→ What you should do
Collect every line of the records below that contains the word "Choose".
+--
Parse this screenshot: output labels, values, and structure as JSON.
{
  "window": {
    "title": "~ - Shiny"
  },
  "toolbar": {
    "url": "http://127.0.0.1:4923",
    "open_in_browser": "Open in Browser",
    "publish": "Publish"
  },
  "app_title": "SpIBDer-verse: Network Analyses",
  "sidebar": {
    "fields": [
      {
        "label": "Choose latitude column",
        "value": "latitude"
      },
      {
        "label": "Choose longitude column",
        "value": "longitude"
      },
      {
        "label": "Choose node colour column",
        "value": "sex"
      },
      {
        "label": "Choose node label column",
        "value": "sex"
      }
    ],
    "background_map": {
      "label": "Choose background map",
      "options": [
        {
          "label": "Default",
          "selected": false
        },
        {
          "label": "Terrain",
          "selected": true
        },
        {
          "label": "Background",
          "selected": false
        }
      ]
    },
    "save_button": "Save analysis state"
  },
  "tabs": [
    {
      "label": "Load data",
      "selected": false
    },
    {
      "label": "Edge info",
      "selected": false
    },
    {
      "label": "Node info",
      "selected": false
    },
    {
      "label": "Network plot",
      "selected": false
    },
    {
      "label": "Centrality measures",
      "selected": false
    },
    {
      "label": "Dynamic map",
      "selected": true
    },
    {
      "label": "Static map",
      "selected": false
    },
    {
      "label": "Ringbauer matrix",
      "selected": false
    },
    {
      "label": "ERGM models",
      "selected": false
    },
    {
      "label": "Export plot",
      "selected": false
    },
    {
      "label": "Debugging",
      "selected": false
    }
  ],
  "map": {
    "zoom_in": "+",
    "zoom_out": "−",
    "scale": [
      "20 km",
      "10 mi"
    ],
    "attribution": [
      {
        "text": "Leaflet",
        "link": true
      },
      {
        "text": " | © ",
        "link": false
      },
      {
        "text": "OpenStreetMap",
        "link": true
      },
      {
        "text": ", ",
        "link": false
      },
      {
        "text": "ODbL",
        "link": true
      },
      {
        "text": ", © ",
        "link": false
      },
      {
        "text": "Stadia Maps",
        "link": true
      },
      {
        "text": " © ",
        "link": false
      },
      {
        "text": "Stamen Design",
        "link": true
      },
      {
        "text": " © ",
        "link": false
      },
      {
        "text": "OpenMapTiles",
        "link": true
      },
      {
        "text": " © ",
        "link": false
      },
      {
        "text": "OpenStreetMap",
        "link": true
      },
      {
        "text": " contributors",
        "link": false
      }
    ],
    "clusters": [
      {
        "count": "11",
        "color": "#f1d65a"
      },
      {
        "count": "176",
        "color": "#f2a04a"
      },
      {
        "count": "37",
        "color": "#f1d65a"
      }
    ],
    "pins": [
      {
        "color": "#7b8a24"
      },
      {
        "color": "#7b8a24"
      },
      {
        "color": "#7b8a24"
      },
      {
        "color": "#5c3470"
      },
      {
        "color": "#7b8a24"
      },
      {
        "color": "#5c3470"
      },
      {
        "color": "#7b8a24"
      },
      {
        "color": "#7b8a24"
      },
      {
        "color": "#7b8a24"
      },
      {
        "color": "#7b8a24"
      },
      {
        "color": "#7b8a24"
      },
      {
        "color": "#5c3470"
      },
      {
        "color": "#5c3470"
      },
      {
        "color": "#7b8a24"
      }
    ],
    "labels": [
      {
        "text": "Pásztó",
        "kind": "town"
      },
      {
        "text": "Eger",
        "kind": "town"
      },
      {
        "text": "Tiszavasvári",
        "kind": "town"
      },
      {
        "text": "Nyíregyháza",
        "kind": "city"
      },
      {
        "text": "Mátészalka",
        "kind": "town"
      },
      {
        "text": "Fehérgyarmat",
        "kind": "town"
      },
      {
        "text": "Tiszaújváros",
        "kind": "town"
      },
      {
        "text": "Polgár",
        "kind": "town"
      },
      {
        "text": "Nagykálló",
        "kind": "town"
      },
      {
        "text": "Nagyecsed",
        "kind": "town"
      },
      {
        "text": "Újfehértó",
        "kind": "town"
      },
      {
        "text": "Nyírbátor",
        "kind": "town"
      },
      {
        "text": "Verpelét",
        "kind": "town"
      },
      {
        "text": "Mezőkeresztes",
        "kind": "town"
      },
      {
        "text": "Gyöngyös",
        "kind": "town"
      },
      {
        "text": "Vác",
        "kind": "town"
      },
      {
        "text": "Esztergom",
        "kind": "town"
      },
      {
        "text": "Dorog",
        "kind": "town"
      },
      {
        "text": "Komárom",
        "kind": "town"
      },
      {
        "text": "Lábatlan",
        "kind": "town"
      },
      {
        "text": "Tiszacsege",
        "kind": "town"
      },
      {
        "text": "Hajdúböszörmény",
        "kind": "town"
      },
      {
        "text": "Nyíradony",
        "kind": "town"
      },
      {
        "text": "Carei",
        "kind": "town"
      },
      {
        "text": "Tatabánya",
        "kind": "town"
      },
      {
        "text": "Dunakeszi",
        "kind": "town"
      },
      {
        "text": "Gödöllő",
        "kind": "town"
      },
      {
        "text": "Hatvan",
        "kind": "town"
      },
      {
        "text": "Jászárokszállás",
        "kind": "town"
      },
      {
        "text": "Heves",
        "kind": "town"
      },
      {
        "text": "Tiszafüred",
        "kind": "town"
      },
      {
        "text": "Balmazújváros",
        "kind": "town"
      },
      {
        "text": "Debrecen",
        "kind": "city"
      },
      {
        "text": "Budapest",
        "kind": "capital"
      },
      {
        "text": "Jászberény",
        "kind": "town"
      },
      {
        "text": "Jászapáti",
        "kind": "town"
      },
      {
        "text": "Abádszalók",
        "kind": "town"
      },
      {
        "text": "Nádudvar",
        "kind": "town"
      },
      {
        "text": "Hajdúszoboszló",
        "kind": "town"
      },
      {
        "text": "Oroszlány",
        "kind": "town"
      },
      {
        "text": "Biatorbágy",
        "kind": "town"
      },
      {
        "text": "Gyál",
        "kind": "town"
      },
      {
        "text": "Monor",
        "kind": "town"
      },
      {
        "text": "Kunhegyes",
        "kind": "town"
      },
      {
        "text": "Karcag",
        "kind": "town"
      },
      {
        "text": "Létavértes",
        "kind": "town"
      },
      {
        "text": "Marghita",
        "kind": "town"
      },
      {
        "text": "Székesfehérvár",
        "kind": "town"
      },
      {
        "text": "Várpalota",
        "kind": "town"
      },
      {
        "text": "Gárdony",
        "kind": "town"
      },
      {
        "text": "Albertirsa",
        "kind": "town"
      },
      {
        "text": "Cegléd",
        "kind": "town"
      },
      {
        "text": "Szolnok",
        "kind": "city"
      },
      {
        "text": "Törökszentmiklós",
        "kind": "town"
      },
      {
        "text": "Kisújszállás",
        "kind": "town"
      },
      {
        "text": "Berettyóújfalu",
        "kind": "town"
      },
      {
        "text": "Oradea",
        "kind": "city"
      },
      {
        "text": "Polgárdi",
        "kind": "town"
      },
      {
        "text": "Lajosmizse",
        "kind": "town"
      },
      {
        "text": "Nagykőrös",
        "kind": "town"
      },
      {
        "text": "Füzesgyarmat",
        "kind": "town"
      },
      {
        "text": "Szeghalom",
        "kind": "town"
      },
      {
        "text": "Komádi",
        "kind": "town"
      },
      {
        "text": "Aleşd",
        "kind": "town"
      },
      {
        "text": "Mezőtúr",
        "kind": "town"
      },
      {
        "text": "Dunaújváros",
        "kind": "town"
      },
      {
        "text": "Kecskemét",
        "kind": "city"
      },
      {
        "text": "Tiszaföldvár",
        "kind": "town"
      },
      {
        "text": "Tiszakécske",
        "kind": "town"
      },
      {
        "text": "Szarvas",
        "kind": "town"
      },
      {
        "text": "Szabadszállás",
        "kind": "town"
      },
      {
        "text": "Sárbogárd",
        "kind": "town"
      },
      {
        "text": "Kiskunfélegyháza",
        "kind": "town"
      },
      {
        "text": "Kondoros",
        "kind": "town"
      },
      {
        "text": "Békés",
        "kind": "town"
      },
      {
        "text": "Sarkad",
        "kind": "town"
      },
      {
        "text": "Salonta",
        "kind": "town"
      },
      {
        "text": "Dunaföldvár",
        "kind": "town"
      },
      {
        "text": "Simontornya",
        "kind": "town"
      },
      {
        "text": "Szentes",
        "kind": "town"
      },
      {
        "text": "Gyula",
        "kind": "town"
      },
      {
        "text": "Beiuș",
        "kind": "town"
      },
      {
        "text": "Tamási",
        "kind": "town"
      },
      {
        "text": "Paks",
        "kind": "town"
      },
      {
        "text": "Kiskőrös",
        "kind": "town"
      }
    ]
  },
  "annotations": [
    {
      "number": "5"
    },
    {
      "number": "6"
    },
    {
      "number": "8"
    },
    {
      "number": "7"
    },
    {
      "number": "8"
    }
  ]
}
+--
→ Output of the exercise
        "label": "Choose latitude column",
        "label": "Choose longitude column",
        "label": "Choose node colour column",
        "label": "Choose node label column",
      "label": "Choose background map",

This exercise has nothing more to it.